Pictures stay out of the copy; restate everything else in the material exactly.

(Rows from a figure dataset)
** Begin **

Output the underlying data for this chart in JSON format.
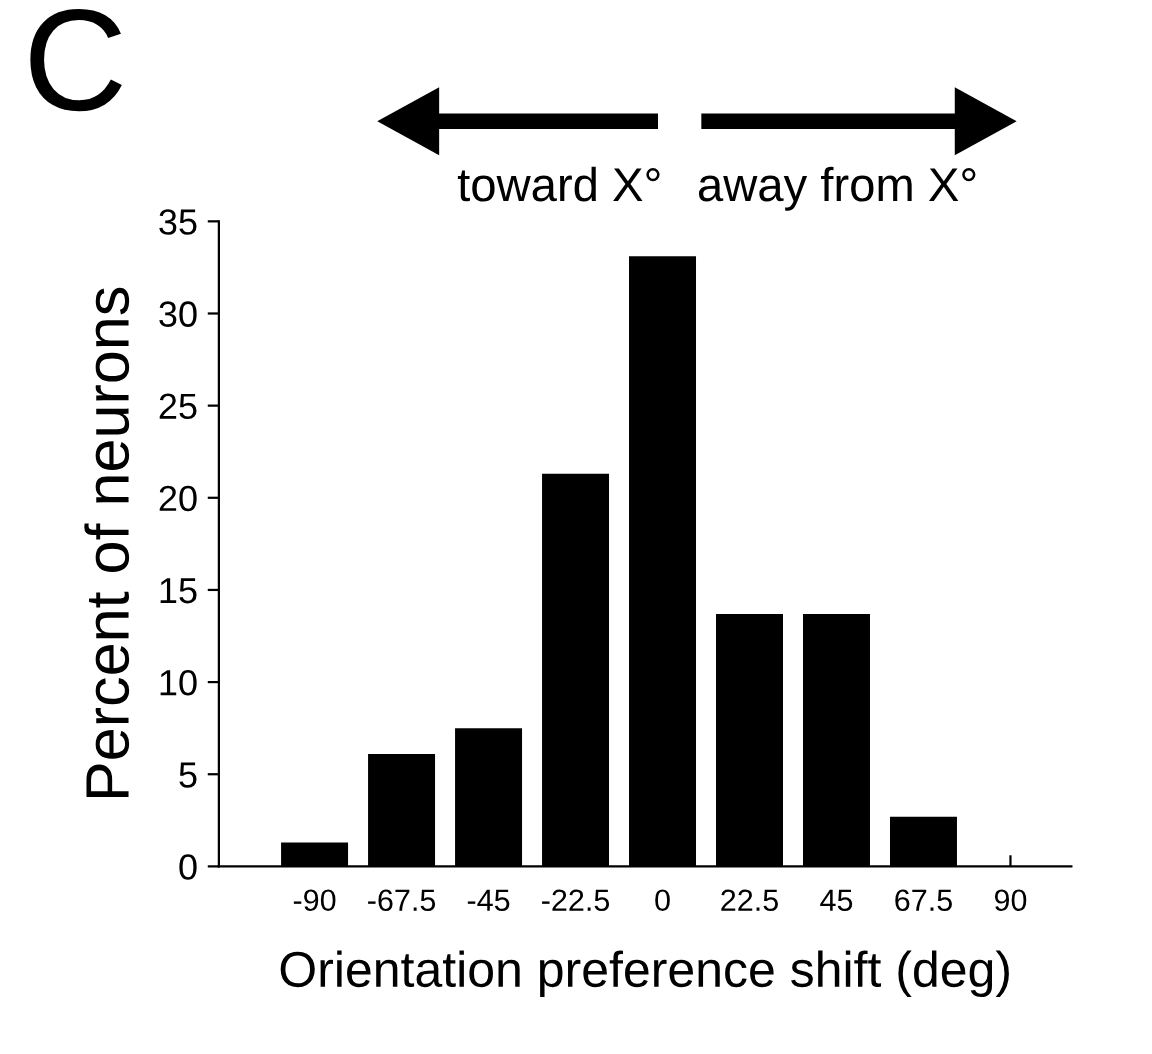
{
  "chart_data": {
    "type": "bar",
    "xlabel": "Orientation preference shift (deg)",
    "ylabel": "Percent of neurons",
    "categories": [
      "-90",
      "-67.5",
      "-45",
      "-22.5",
      "0",
      "22.5",
      "45",
      "67.5",
      "90"
    ],
    "values": [
      1.3,
      6.1,
      7.5,
      21.3,
      33.1,
      13.7,
      13.7,
      2.7,
      0
    ],
    "color": "#000000",
    "ylim": [
      0,
      35
    ],
    "yticks": [
      0,
      5,
      10,
      15,
      20,
      25,
      30,
      35
    ],
    "grid": false,
    "legend": false,
    "annotations": [
      "C",
      "toward X°",
      "away from X°"
    ]
  }
}
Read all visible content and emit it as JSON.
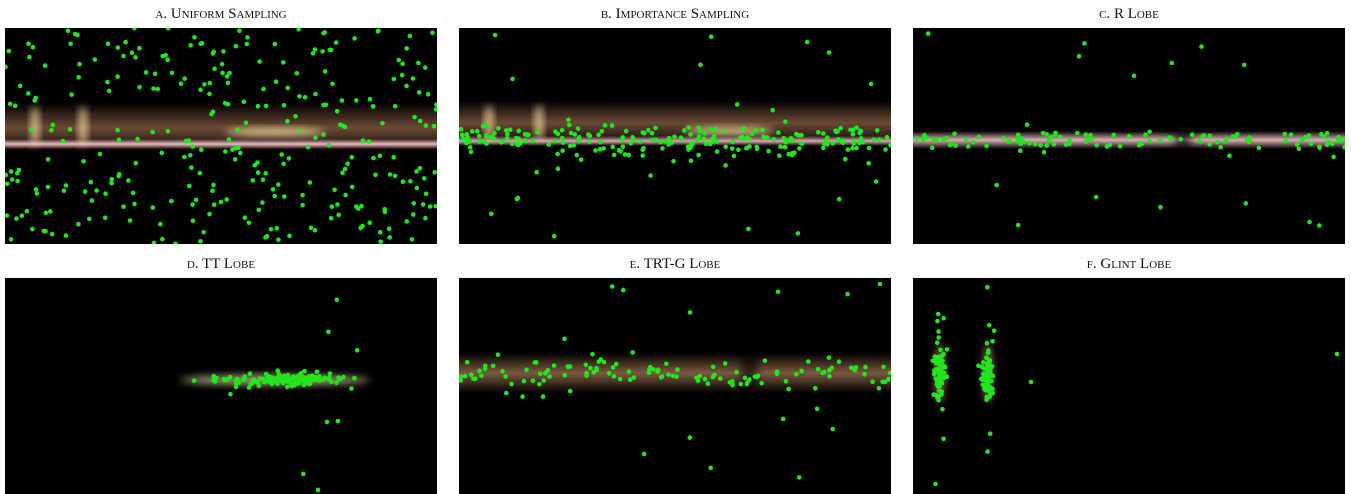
{
  "figure": {
    "panels": [
      {
        "caption": "a. Uniform Sampling"
      },
      {
        "caption": "b. Importance Sampling"
      },
      {
        "caption": "c. R Lobe"
      },
      {
        "caption": "d. TT Lobe"
      },
      {
        "caption": "e. TRT-G Lobe"
      },
      {
        "caption": "f. Glint Lobe"
      }
    ]
  }
}
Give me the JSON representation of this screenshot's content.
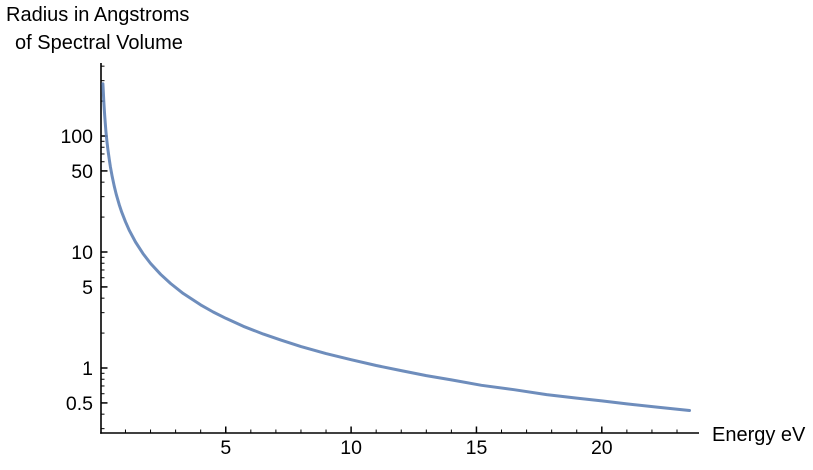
{
  "chart_data": {
    "type": "line",
    "title_line1": "Radius in Angstroms",
    "title_line2": "of Spectral Volume",
    "xlabel": "Energy eV",
    "ylabel": "",
    "x_axis": {
      "scale": "linear",
      "min": 0,
      "max": 23.9,
      "major_ticks": [
        5,
        10,
        15,
        20
      ],
      "major_tick_labels": [
        "5",
        "10",
        "15",
        "20"
      ],
      "minor_ticks": [
        1,
        2,
        3,
        4,
        6,
        7,
        8,
        9,
        11,
        12,
        13,
        14,
        16,
        17,
        18,
        19,
        21,
        22,
        23
      ]
    },
    "y_axis": {
      "scale": "log",
      "min": 0.3,
      "max": 425,
      "major_ticks": [
        100,
        50,
        10,
        5,
        1,
        0.5
      ],
      "major_tick_labels": [
        "100",
        "50",
        "10",
        "5",
        "1",
        "0.5"
      ],
      "minor_ticks": [
        400,
        300,
        200,
        90,
        80,
        70,
        60,
        40,
        30,
        20,
        9,
        8,
        7,
        6,
        4,
        3,
        2,
        0.9,
        0.8,
        0.7,
        0.6,
        0.4,
        0.3
      ]
    },
    "grid": false,
    "legend": "none",
    "series": [
      {
        "name": "radius-of-spectral-volume",
        "color": "#5e81b5",
        "points": [
          [
            0.1,
            282
          ],
          [
            0.11,
            252
          ],
          [
            0.13,
            206
          ],
          [
            0.15,
            174
          ],
          [
            0.17,
            150
          ],
          [
            0.19,
            131
          ],
          [
            0.22,
            110
          ],
          [
            0.26,
            90.4
          ],
          [
            0.3,
            76.3
          ],
          [
            0.35,
            63.5
          ],
          [
            0.4,
            54.2
          ],
          [
            0.47,
            44.7
          ],
          [
            0.55,
            37.1
          ],
          [
            0.63,
            31.5
          ],
          [
            0.75,
            25.6
          ],
          [
            0.85,
            22.1
          ],
          [
            1.0,
            18.2
          ],
          [
            1.15,
            15.4
          ],
          [
            1.4,
            12.2
          ],
          [
            1.7,
            9.68
          ],
          [
            2.0,
            7.98
          ],
          [
            2.4,
            6.42
          ],
          [
            2.8,
            5.35
          ],
          [
            3.3,
            4.4
          ],
          [
            4.0,
            3.5
          ],
          [
            4.5,
            3.04
          ],
          [
            5.0,
            2.68
          ],
          [
            5.7,
            2.29
          ],
          [
            6.5,
            1.96
          ],
          [
            7.2,
            1.74
          ],
          [
            8.0,
            1.53
          ],
          [
            9.0,
            1.33
          ],
          [
            10.0,
            1.18
          ],
          [
            11.0,
            1.05
          ],
          [
            12.0,
            0.95
          ],
          [
            13.0,
            0.86
          ],
          [
            14.0,
            0.79
          ],
          [
            15.2,
            0.71
          ],
          [
            16.5,
            0.65
          ],
          [
            17.8,
            0.59
          ],
          [
            19.0,
            0.55
          ],
          [
            20.0,
            0.52
          ],
          [
            21.0,
            0.49
          ],
          [
            22.2,
            0.46
          ],
          [
            23.5,
            0.43
          ]
        ]
      }
    ]
  },
  "colors": {
    "curve": "#5e81b5",
    "axis": "#000000",
    "text": "#000000",
    "background": "#ffffff"
  }
}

** End **

◆ **Completed exercise**:
Output the underlying data for this chart in JSON format.
{
  "chart_data": {
    "type": "bar",
    "xlabel": "Orientation preference shift (deg)",
    "ylabel": "Percent of neurons",
    "categories": [
      "-90",
      "-67.5",
      "-45",
      "-22.5",
      "0",
      "22.5",
      "45",
      "67.5",
      "90"
    ],
    "values": [
      1.3,
      6.1,
      7.5,
      21.3,
      33.1,
      13.7,
      13.7,
      2.7,
      0
    ],
    "color": "#000000",
    "ylim": [
      0,
      35
    ],
    "yticks": [
      0,
      5,
      10,
      15,
      20,
      25,
      30,
      35
    ],
    "grid": false,
    "legend": false,
    "annotations": [
      "C",
      "toward X°",
      "away from X°"
    ]
  }
}
Read all visible content and emit it as JSON.
{
  "figure": {
    "panels": [
      {
        "caption": "a. Uniform Sampling"
      },
      {
        "caption": "b. Importance Sampling"
      },
      {
        "caption": "c. R Lobe"
      },
      {
        "caption": "d. TT Lobe"
      },
      {
        "caption": "e. TRT-G Lobe"
      },
      {
        "caption": "f. Glint Lobe"
      }
    ]
  }
}
Give me the JSON representation of this screenshot's content.
{
  "chart_data": {
    "type": "line",
    "title_line1": "Radius in Angstroms",
    "title_line2": "of Spectral Volume",
    "xlabel": "Energy eV",
    "ylabel": "",
    "x_axis": {
      "scale": "linear",
      "min": 0,
      "max": 23.9,
      "major_ticks": [
        5,
        10,
        15,
        20
      ],
      "major_tick_labels": [
        "5",
        "10",
        "15",
        "20"
      ],
      "minor_ticks": [
        1,
        2,
        3,
        4,
        6,
        7,
        8,
        9,
        11,
        12,
        13,
        14,
        16,
        17,
        18,
        19,
        21,
        22,
        23
      ]
    },
    "y_axis": {
      "scale": "log",
      "min": 0.3,
      "max": 425,
      "major_ticks": [
        100,
        50,
        10,
        5,
        1,
        0.5
      ],
      "major_tick_labels": [
        "100",
        "50",
        "10",
        "5",
        "1",
        "0.5"
      ],
      "minor_ticks": [
        400,
        300,
        200,
        90,
        80,
        70,
        60,
        40,
        30,
        20,
        9,
        8,
        7,
        6,
        4,
        3,
        2,
        0.9,
        0.8,
        0.7,
        0.6,
        0.4,
        0.3
      ]
    },
    "grid": false,
    "legend": "none",
    "series": [
      {
        "name": "radius-of-spectral-volume",
        "color": "#5e81b5",
        "points": [
          [
            0.1,
            282
          ],
          [
            0.11,
            252
          ],
          [
            0.13,
            206
          ],
          [
            0.15,
            174
          ],
          [
            0.17,
            150
          ],
          [
            0.19,
            131
          ],
          [
            0.22,
            110
          ],
          [
            0.26,
            90.4
          ],
          [
            0.3,
            76.3
          ],
          [
            0.35,
            63.5
          ],
          [
            0.4,
            54.2
          ],
          [
            0.47,
            44.7
          ],
          [
            0.55,
            37.1
          ],
          [
            0.63,
            31.5
          ],
          [
            0.75,
            25.6
          ],
          [
            0.85,
            22.1
          ],
          [
            1.0,
            18.2
          ],
          [
            1.15,
            15.4
          ],
          [
            1.4,
            12.2
          ],
          [
            1.7,
            9.68
          ],
          [
            2.0,
            7.98
          ],
          [
            2.4,
            6.42
          ],
          [
            2.8,
            5.35
          ],
          [
            3.3,
            4.4
          ],
          [
            4.0,
            3.5
          ],
          [
            4.5,
            3.04
          ],
          [
            5.0,
            2.68
          ],
          [
            5.7,
            2.29
          ],
          [
            6.5,
            1.96
          ],
          [
            7.2,
            1.74
          ],
          [
            8.0,
            1.53
          ],
          [
            9.0,
            1.33
          ],
          [
            10.0,
            1.18
          ],
          [
            11.0,
            1.05
          ],
          [
            12.0,
            0.95
          ],
          [
            13.0,
            0.86
          ],
          [
            14.0,
            0.79
          ],
          [
            15.2,
            0.71
          ],
          [
            16.5,
            0.65
          ],
          [
            17.8,
            0.59
          ],
          [
            19.0,
            0.55
          ],
          [
            20.0,
            0.52
          ],
          [
            21.0,
            0.49
          ],
          [
            22.2,
            0.46
          ],
          [
            23.5,
            0.43
          ]
        ]
      }
    ]
  },
  "colors": {
    "curve": "#5e81b5",
    "axis": "#000000",
    "text": "#000000",
    "background": "#ffffff"
  }
}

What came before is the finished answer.